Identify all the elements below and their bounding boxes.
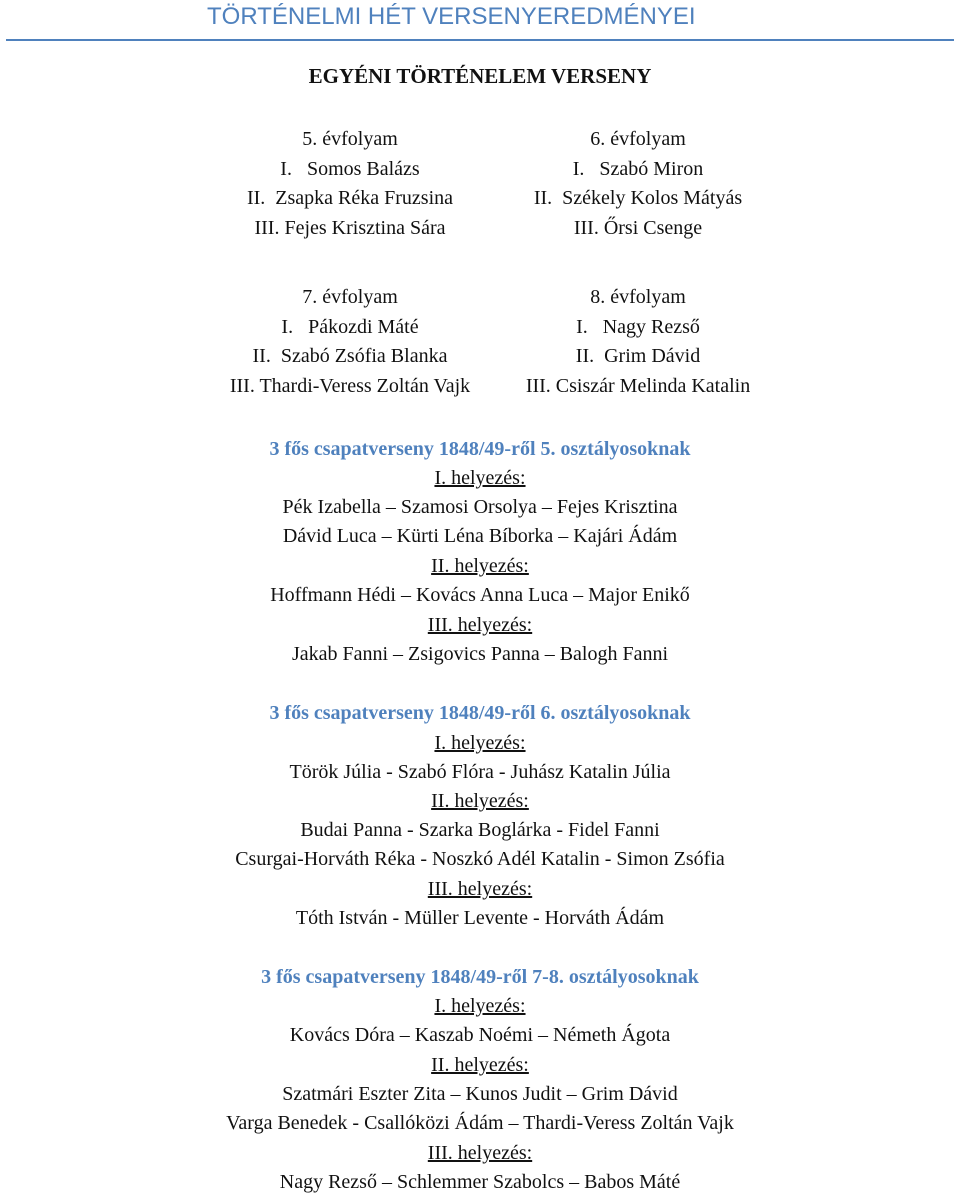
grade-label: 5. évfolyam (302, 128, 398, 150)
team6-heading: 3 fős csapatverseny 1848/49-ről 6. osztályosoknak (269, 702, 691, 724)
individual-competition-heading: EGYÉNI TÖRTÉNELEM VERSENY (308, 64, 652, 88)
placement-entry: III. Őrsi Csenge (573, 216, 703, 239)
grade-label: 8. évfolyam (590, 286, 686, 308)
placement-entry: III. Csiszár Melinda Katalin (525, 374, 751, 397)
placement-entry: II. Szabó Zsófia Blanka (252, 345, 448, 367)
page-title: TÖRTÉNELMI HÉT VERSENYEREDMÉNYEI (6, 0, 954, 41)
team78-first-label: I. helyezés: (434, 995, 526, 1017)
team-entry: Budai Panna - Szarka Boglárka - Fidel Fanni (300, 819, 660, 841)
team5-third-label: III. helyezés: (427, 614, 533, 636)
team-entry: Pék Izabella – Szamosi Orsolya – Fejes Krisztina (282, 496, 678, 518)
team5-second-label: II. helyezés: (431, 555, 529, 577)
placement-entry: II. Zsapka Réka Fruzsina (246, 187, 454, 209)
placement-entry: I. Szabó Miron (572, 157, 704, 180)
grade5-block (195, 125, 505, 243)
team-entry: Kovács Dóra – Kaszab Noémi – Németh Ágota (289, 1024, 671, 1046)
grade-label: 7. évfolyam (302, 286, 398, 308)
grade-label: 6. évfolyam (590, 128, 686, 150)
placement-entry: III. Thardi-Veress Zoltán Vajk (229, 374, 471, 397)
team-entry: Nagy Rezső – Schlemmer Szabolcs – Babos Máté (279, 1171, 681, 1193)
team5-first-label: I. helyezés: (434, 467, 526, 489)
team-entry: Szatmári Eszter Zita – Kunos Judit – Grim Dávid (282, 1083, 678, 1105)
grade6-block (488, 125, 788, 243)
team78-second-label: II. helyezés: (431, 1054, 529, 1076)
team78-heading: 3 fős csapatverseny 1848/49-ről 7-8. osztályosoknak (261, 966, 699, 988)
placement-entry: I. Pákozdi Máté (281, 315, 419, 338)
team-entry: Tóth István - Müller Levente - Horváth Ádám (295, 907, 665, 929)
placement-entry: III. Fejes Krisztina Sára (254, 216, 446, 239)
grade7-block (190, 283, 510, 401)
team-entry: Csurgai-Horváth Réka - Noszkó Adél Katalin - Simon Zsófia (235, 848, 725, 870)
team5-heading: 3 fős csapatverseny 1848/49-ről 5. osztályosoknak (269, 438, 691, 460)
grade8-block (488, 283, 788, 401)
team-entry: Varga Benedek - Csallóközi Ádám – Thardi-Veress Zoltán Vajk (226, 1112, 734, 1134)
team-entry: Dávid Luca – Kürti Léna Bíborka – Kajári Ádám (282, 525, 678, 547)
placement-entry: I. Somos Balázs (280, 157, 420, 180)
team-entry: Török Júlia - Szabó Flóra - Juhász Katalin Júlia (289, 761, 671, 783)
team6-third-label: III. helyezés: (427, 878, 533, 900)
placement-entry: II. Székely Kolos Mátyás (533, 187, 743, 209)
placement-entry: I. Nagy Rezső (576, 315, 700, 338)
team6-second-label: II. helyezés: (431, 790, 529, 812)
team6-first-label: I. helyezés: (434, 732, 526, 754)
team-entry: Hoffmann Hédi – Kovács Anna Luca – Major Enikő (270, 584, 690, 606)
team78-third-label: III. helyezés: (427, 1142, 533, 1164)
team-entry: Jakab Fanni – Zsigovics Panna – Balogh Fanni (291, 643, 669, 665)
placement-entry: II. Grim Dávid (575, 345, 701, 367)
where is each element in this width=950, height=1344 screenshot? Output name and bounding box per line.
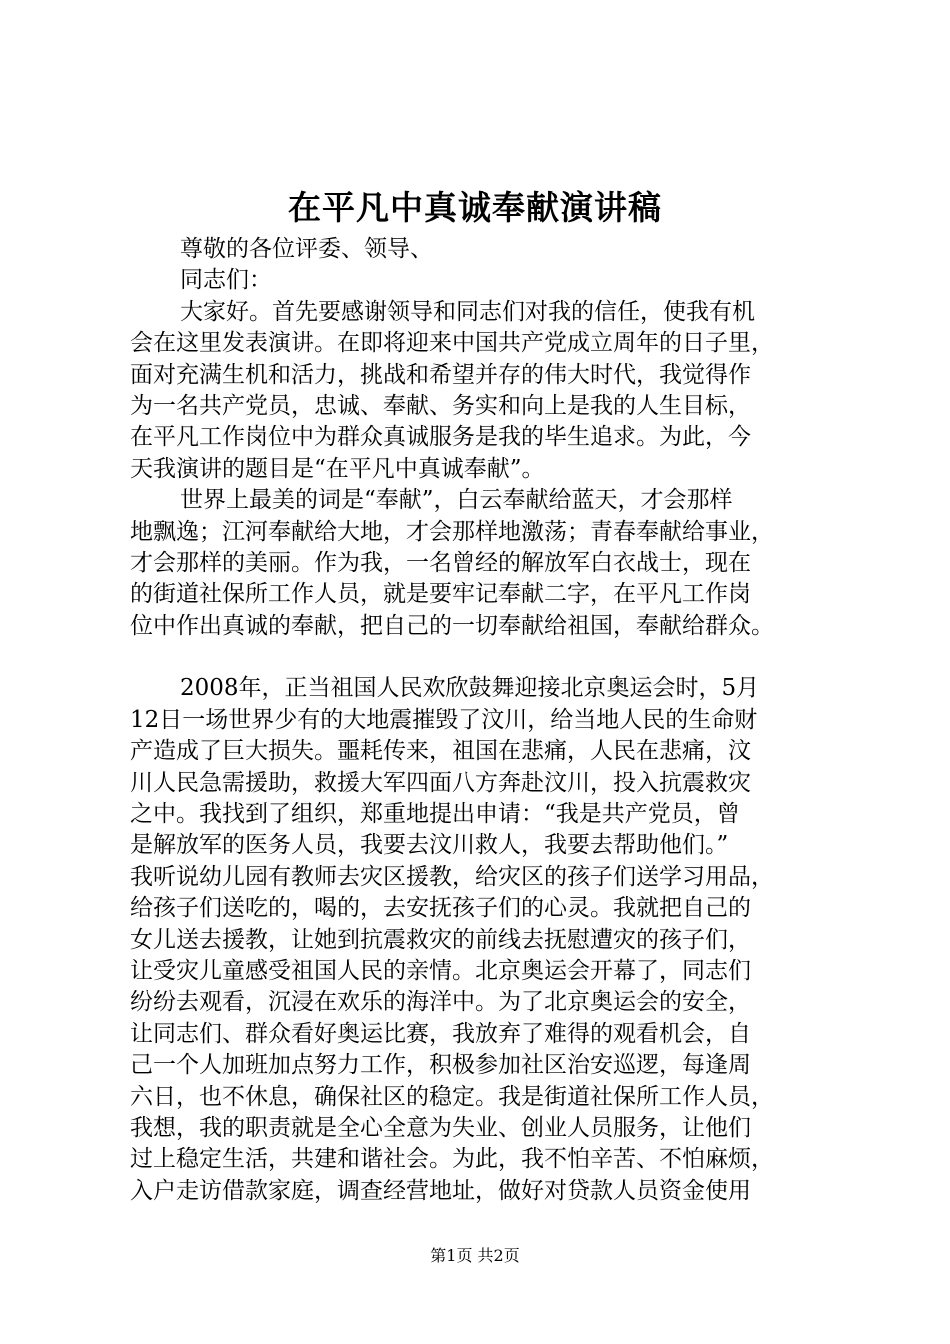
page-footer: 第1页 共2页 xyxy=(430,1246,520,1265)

|---|

## DESCRIPTION OF THE TASK
Render each line of the records above as a Markdown table with the columns Number and Entry, skipping blank lines. Leave the pictures out of the table.

## OUTPUT BELOW
| Number | Entry |
|---|---|
| 1 | Identify all the elements below and their bounding boxes. |
| 2 | grade-label: 5. évfolyam (302, 128, 398, 150) |
| 3 | team6-heading: 3 fős csapatverseny 1848/49-ről 6. osztályosoknak (269, 702, 691, 724) |
| 4 | individual-competition-heading: EGYÉNI TÖRTÉNELEM VERSENY (308, 64, 652, 88) |
| 5 | placement-entry: III. Őrsi Csenge (573, 216, 703, 239) |
| 6 | grade-label: 8. évfolyam (590, 286, 686, 308) |
| 7 | placement-entry: III. Csiszár Melinda Katalin (525, 374, 751, 397) |
| 8 | placement-entry: II. Szabó Zsófia Blanka (252, 345, 448, 367) |
| 9 | page-title: TÖRTÉNELMI HÉT VERSENYEREDMÉNYEI (6, 0, 954, 41) |
| 10 | team78-first-label: I. helyezés: (434, 995, 526, 1017) |
| 11 | team-entry: Budai Panna - Szarka Boglárka - Fidel Fanni (300, 819, 660, 841) |
| 12 | team5-third-label: III. helyezés: (427, 614, 533, 636) |
| 13 | team-entry: Pék Izabella – Szamosi Orsolya – Fejes Krisztina (282, 496, 678, 518) |
| 14 | team5-second-label: II. helyezés: (431, 555, 529, 577) |
| 15 | placement-entry: II. Zsapka Réka Fruzsina (246, 187, 454, 209) |
| 16 | placement-entry: I. Szabó Miron (572, 157, 704, 180) |
| 17 | grade5-block (195, 125, 505, 243) |
| 18 | team-entry: Kovács Dóra – Kaszab Noémi – Németh Ágota (289, 1024, 671, 1046) |
| 19 | grade-label: 7. évfolyam (302, 286, 398, 308) |
| 20 | grade-label: 6. évfolyam (590, 128, 686, 150) |
| 21 | placement-entry: III. Thardi-Veress Zoltán Vajk (229, 374, 471, 397) |
| 22 | team-entry: Nagy Rezső – Schlemmer Szabolcs – Babos Máté (279, 1171, 681, 1193) |
| 23 | team5-first-label: I. helyezés: (434, 467, 526, 489) |
| 24 | team-entry: Szatmári Eszter Zita – Kunos Judit – Grim Dávid (282, 1083, 678, 1105) |
| 25 | grade6-block (488, 125, 788, 243) |
| 26 | team78-second-label: II. helyezés: (431, 1054, 529, 1076) |
| 27 | team78-heading: 3 fős csapatverseny 1848/49-ről 7-8. osztályosoknak (261, 966, 699, 988) |
| 28 | placement-entry: I. Pákozdi Máté (281, 315, 419, 338) |
| 29 | team-entry: Tóth István - Müller Levente - Horváth Ádám (295, 907, 665, 929) |
| 30 | placement-entry: III. Fejes Krisztina Sára (254, 216, 446, 239) |
| 31 | grade7-block (190, 283, 510, 401) |
| 32 | team-entry: Csurgai-Horváth Réka - Noszkó Adél Katalin - Simon Zsófia (235, 848, 725, 870) |
| 33 | team5-heading: 3 fős csapatverseny 1848/49-ről 5. osztályosoknak (269, 438, 691, 460) |
| 34 | grade8-block (488, 283, 788, 401) |
| 35 | team-entry: Varga Benedek - Csallóközi Ádám – Thardi-Veress Zoltán Vajk (226, 1112, 734, 1134) |
| 36 | team-entry: Dávid Luca – Kürti Léna Bíborka – Kajári Ádám (282, 525, 678, 547) |
| 37 | placement-entry: I. Somos Balázs (280, 157, 420, 180) |
| 38 | team-entry: Török Júlia - Szabó Flóra - Juhász Katalin Júlia (289, 761, 671, 783) |
| 39 | team6-third-label: III. helyezés: (427, 878, 533, 900) |
| 40 | placement-entry: II. Székely Kolos Mátyás (533, 187, 743, 209) |
| 41 | placement-entry: I. Nagy Rezső (576, 315, 700, 338) |
| 42 | team6-second-label: II. helyezés: (431, 790, 529, 812) |
| 43 | team6-first-label: I. helyezés: (434, 732, 526, 754) |
| 44 | team-entry: Hoffmann Hédi – Kovács Anna Luca – Major Enikő (270, 584, 690, 606) |
| 45 | team78-third-label: III. helyezés: (427, 1142, 533, 1164) |
| 46 | team-entry: Jakab Fanni – Zsigovics Panna – Balogh Fanni (291, 643, 669, 665) |
| 47 | placement-entry: II. Grim Dávid (575, 345, 701, 367) |
| 48 | where is each element in this width=950, height=1344 screenshot? Output name and bounding box per line. |
| 49 | page-footer: 第1页 共2页 xyxy=(430,1246,520,1265) |